**Requirements**
Below are some entries. Copy each line that holds the string "type".
* Begin *
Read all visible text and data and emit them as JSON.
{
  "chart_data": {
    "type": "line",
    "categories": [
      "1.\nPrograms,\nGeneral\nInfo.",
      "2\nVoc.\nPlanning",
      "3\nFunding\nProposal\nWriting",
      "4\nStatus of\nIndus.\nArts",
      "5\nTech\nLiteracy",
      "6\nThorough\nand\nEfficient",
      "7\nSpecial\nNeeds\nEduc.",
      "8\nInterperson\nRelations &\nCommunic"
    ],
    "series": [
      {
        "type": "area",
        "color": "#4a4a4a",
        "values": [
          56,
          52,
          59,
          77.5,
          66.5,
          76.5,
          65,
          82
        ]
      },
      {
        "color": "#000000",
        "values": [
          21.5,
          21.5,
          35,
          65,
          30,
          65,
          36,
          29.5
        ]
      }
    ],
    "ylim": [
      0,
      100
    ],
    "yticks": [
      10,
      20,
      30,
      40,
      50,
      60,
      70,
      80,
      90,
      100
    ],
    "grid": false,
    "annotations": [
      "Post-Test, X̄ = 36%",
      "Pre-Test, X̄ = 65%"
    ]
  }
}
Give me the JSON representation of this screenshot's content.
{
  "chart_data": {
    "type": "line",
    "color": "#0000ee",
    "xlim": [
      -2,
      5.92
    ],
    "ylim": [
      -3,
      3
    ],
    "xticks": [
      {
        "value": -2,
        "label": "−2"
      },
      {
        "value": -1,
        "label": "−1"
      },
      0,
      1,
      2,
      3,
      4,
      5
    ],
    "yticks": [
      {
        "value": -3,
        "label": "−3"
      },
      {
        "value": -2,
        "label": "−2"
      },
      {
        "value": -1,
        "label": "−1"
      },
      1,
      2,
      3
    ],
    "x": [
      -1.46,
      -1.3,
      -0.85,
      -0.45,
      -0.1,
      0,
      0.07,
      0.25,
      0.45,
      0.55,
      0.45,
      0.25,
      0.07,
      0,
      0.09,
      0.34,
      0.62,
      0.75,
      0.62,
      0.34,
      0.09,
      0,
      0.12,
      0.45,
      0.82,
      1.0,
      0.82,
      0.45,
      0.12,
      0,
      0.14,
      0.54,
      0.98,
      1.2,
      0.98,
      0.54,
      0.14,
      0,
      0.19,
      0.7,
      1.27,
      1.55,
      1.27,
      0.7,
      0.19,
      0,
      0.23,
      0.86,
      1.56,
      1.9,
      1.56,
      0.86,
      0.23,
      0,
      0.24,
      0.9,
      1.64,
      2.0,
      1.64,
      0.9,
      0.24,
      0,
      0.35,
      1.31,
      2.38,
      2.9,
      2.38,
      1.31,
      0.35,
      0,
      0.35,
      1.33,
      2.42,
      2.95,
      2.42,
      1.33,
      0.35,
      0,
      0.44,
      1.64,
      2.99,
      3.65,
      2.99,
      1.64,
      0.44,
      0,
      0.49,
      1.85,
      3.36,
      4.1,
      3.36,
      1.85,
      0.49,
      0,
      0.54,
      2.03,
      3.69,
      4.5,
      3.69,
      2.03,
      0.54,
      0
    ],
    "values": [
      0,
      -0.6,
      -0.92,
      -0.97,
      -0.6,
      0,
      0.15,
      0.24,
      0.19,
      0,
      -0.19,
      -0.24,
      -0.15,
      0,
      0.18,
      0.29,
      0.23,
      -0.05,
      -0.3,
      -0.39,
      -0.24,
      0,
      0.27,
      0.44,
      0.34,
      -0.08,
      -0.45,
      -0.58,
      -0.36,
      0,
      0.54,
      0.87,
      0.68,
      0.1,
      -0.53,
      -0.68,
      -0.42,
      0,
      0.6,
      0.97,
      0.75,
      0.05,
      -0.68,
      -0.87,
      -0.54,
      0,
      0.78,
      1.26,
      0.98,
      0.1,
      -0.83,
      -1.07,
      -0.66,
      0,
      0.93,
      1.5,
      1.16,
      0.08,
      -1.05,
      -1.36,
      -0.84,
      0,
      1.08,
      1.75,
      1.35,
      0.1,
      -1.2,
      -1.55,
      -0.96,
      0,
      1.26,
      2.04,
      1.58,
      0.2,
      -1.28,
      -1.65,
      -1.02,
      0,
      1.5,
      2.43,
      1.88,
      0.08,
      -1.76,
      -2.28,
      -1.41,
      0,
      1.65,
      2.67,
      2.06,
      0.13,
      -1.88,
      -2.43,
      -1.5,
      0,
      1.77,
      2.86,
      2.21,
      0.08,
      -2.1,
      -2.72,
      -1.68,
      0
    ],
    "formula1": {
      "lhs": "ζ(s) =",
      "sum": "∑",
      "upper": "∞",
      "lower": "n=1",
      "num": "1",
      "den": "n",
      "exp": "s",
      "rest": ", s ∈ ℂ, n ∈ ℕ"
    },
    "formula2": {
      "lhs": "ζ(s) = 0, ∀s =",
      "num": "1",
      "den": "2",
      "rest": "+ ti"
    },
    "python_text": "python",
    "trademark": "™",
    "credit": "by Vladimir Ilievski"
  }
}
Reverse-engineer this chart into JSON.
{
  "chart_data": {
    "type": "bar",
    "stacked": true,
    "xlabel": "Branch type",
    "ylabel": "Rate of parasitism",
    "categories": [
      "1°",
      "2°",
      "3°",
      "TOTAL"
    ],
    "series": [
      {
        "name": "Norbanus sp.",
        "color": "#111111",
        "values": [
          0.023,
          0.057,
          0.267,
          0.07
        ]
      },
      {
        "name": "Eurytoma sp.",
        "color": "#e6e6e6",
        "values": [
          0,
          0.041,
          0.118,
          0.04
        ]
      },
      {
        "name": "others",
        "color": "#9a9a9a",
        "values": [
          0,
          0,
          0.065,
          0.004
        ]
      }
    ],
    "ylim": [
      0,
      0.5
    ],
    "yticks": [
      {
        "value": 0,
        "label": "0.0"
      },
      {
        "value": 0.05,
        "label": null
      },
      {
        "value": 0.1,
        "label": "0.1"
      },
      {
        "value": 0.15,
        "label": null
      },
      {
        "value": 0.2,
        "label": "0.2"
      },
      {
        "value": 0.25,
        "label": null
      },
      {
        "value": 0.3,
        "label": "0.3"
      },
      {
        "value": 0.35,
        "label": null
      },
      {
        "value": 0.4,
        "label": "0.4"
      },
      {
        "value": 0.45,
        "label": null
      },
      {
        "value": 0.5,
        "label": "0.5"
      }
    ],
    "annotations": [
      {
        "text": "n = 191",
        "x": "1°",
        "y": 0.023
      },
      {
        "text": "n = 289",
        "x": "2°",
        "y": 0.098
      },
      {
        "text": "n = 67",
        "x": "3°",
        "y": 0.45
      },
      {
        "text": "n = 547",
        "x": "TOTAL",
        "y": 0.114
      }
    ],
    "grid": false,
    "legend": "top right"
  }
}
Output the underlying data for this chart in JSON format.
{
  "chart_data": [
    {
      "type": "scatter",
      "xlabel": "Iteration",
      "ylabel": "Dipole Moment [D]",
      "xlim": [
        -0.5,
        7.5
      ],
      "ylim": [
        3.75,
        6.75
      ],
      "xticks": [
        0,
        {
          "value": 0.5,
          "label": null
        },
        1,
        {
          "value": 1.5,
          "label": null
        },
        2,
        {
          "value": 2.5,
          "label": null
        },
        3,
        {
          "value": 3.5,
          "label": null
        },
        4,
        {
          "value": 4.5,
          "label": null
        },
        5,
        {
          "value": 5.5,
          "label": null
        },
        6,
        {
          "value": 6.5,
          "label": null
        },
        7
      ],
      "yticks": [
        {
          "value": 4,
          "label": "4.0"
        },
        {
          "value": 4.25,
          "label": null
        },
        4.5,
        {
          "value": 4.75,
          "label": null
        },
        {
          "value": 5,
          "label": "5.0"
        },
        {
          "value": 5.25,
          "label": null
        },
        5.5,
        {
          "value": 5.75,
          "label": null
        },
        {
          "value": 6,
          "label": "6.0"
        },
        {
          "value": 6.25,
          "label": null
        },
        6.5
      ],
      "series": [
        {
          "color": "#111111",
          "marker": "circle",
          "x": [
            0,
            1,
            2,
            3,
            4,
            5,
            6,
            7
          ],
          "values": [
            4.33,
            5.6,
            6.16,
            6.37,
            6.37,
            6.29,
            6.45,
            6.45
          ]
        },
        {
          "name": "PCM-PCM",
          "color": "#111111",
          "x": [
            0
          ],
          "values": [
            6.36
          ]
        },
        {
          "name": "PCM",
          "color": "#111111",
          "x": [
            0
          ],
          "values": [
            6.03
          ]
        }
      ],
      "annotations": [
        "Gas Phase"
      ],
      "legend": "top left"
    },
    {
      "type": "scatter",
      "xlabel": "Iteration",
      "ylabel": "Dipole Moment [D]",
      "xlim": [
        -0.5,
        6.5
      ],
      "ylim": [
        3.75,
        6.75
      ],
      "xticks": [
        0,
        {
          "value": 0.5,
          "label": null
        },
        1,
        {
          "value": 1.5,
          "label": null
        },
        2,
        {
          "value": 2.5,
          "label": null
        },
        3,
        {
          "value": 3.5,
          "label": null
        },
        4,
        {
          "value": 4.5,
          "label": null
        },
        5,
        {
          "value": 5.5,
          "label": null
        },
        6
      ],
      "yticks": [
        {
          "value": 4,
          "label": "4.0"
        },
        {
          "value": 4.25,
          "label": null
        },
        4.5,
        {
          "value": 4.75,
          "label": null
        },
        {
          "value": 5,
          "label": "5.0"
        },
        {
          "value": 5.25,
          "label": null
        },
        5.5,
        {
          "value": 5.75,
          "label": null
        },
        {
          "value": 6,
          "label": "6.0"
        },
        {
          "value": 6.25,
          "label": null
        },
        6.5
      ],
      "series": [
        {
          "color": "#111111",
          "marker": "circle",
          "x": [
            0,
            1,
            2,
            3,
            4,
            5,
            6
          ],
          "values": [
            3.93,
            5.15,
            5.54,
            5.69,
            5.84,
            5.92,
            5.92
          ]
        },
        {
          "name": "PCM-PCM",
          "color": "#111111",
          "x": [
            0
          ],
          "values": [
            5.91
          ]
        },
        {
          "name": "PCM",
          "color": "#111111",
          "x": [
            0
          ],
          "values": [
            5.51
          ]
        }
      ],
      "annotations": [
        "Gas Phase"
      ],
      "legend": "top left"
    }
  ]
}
* End *
**The solution**
    "type": "line",
        "type": "area",
    "type": "line",
    "type": "bar",
    "xlabel": "Branch type",
      "type": "scatter",
      "type": "scatter",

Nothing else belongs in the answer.